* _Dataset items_
********************

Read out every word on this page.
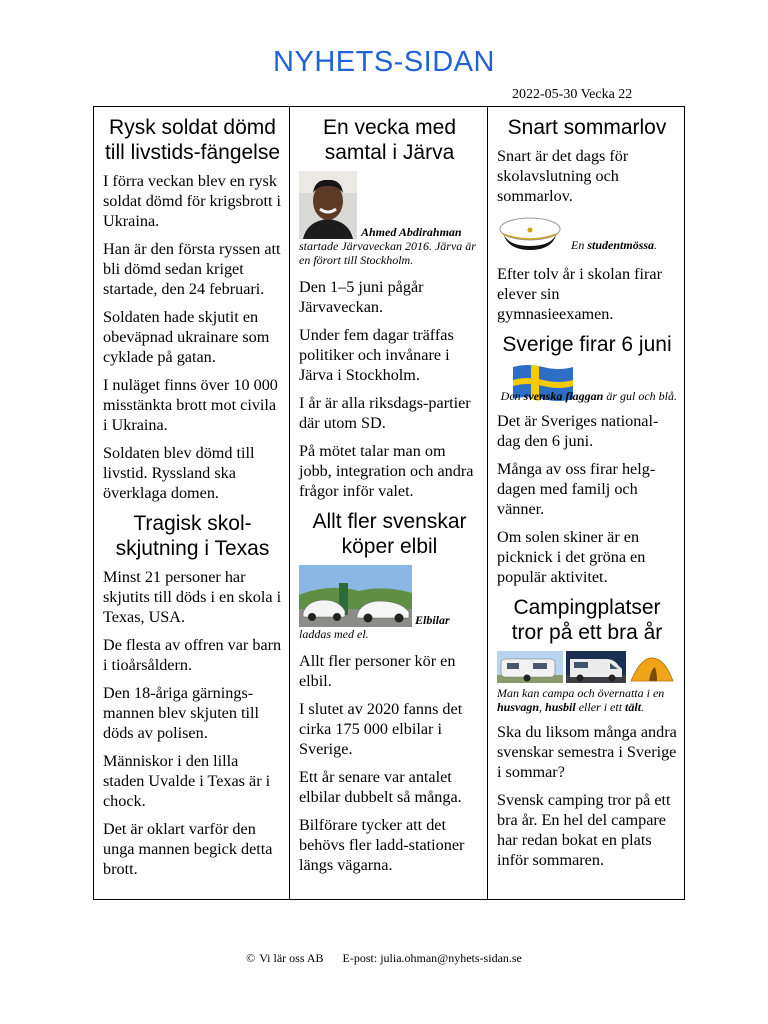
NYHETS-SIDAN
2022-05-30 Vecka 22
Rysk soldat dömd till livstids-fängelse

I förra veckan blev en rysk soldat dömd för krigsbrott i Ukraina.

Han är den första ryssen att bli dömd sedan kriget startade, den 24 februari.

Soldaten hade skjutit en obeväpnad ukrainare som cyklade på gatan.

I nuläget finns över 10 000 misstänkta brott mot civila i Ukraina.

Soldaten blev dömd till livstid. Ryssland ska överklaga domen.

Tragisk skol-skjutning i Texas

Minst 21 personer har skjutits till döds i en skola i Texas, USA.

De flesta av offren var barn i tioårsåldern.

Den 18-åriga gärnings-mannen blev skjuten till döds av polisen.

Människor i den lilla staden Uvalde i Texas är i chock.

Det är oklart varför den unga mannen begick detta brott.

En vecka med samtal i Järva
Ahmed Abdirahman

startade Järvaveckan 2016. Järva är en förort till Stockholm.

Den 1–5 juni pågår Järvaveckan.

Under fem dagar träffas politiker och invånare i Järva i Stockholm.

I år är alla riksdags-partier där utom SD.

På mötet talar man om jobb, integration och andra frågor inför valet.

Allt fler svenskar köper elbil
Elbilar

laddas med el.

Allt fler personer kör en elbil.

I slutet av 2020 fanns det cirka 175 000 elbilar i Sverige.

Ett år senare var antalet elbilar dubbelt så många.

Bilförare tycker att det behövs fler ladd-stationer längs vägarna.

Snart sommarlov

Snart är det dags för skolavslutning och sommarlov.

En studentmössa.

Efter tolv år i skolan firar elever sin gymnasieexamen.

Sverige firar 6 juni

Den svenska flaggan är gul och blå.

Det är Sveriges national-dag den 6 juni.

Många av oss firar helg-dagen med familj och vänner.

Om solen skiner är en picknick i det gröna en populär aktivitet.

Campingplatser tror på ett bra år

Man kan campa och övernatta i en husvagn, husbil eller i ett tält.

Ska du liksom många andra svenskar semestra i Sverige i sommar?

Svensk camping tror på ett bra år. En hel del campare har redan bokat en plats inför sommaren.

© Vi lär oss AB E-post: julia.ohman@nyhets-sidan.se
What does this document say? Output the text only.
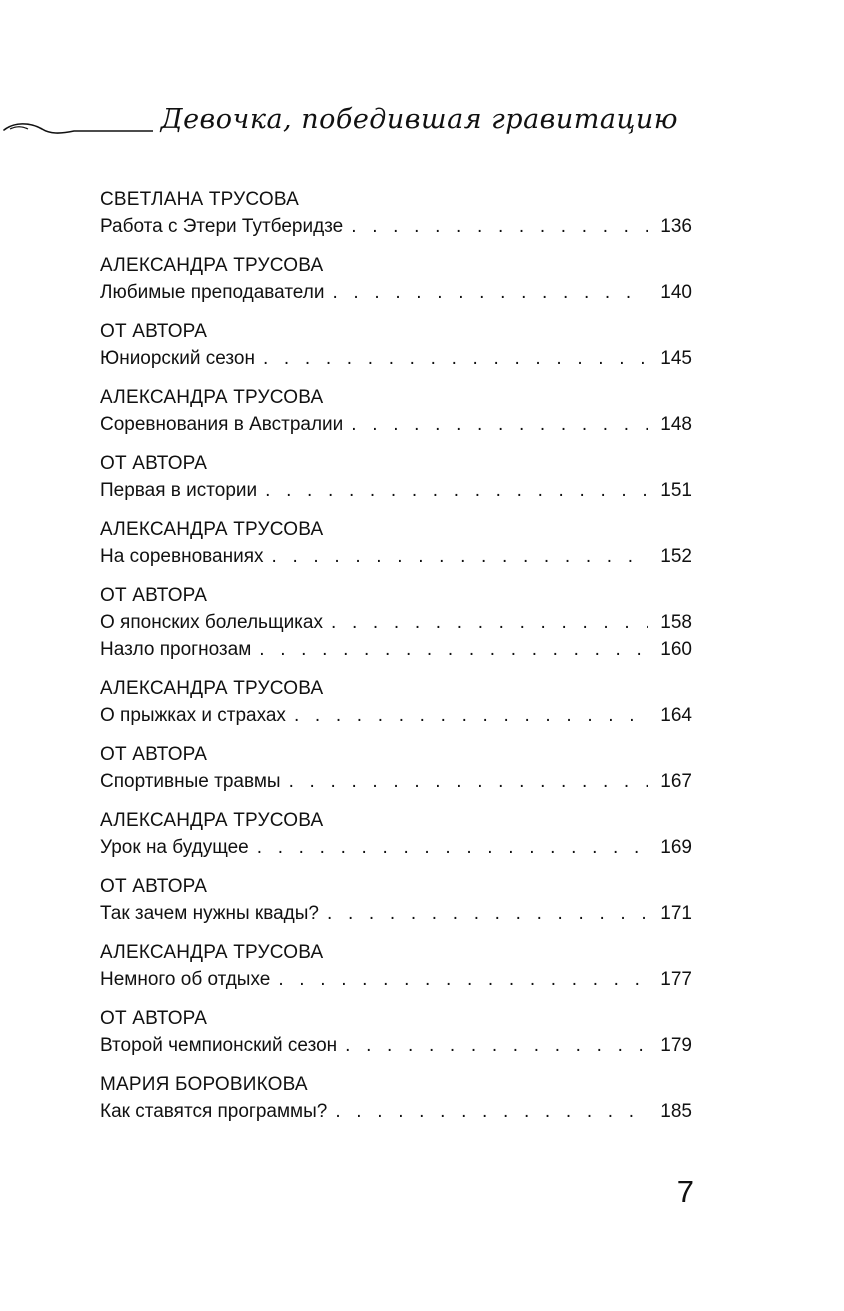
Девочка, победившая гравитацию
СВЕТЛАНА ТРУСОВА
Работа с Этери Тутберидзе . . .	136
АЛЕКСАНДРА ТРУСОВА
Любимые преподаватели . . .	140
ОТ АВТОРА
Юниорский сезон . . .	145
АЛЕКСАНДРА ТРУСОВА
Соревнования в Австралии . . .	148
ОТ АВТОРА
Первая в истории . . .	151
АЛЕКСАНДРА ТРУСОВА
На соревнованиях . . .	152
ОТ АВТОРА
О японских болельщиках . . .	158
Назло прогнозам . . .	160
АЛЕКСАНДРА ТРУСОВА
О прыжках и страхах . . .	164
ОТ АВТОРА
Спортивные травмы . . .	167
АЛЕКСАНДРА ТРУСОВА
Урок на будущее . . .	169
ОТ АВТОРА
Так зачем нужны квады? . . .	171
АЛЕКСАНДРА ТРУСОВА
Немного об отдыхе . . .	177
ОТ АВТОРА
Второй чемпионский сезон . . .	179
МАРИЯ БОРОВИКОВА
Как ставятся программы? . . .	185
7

********************

* _What to do_
Pictures appear in the records above. Output everything except them, exactly.

* _Solution to the problem_
Read out every word on this page.
NYHETS-SIDAN
2022-05-30 Vecka 22
Rysk soldat dömd till livstids-fängelse

I förra veckan blev en rysk soldat dömd för krigsbrott i Ukraina.

Han är den första ryssen att bli dömd sedan kriget startade, den 24 februari.

Soldaten hade skjutit en obeväpnad ukrainare som cyklade på gatan.

I nuläget finns över 10 000 misstänkta brott mot civila i Ukraina.

Soldaten blev dömd till livstid. Ryssland ska överklaga domen.

Tragisk skol-skjutning i Texas

Minst 21 personer har skjutits till döds i en skola i Texas, USA.

De flesta av offren var barn i tioårsåldern.

Den 18-åriga gärnings-mannen blev skjuten till döds av polisen.

Människor i den lilla staden Uvalde i Texas är i chock.

Det är oklart varför den unga mannen begick detta brott.

En vecka med samtal i Järva
Ahmed Abdirahman

startade Järvaveckan 2016. Järva är en förort till Stockholm.

Den 1–5 juni pågår Järvaveckan.

Under fem dagar träffas politiker och invånare i Järva i Stockholm.

I år är alla riksdags-partier där utom SD.

På mötet talar man om jobb, integration och andra frågor inför valet.

Allt fler svenskar köper elbil
Elbilar

laddas med el.

Allt fler personer kör en elbil.

I slutet av 2020 fanns det cirka 175 000 elbilar i Sverige.

Ett år senare var antalet elbilar dubbelt så många.

Bilförare tycker att det behövs fler ladd-stationer längs vägarna.

Snart sommarlov

Snart är det dags för skolavslutning och sommarlov.

En studentmössa.

Efter tolv år i skolan firar elever sin gymnasieexamen.

Sverige firar 6 juni

Den svenska flaggan är gul och blå.

Det är Sveriges national-dag den 6 juni.

Många av oss firar helg-dagen med familj och vänner.

Om solen skiner är en picknick i det gröna en populär aktivitet.

Campingplatser tror på ett bra år

Man kan campa och övernatta i en husvagn, husbil eller i ett tält.

Ska du liksom många andra svenskar semestra i Sverige i sommar?

Svensk camping tror på ett bra år. En hel del campare har redan bokat en plats inför sommaren.

© Vi lär oss AB E-post: julia.ohman@nyhets-sidan.se
What does this document say? Output the text only.
Девочка, победившая гравитацию
СВЕТЛАНА ТРУСОВА
Работа с Этери Тутберидзе . . .	136
АЛЕКСАНДРА ТРУСОВА
Любимые преподаватели . . .	140
ОТ АВТОРА
Юниорский сезон . . .	145
АЛЕКСАНДРА ТРУСОВА
Соревнования в Австралии . . .	148
ОТ АВТОРА
Первая в истории . . .	151
АЛЕКСАНДРА ТРУСОВА
На соревнованиях . . .	152
ОТ АВТОРА
О японских болельщиках . . .	158
Назло прогнозам . . .	160
АЛЕКСАНДРА ТРУСОВА
О прыжках и страхах . . .	164
ОТ АВТОРА
Спортивные травмы . . .	167
АЛЕКСАНДРА ТРУСОВА
Урок на будущее . . .	169
ОТ АВТОРА
Так зачем нужны квады? . . .	171
АЛЕКСАНДРА ТРУСОВА
Немного об отдыхе . . .	177
ОТ АВТОРА
Второй чемпионский сезон . . .	179
МАРИЯ БОРОВИКОВА
Как ставятся программы? . . .	185
7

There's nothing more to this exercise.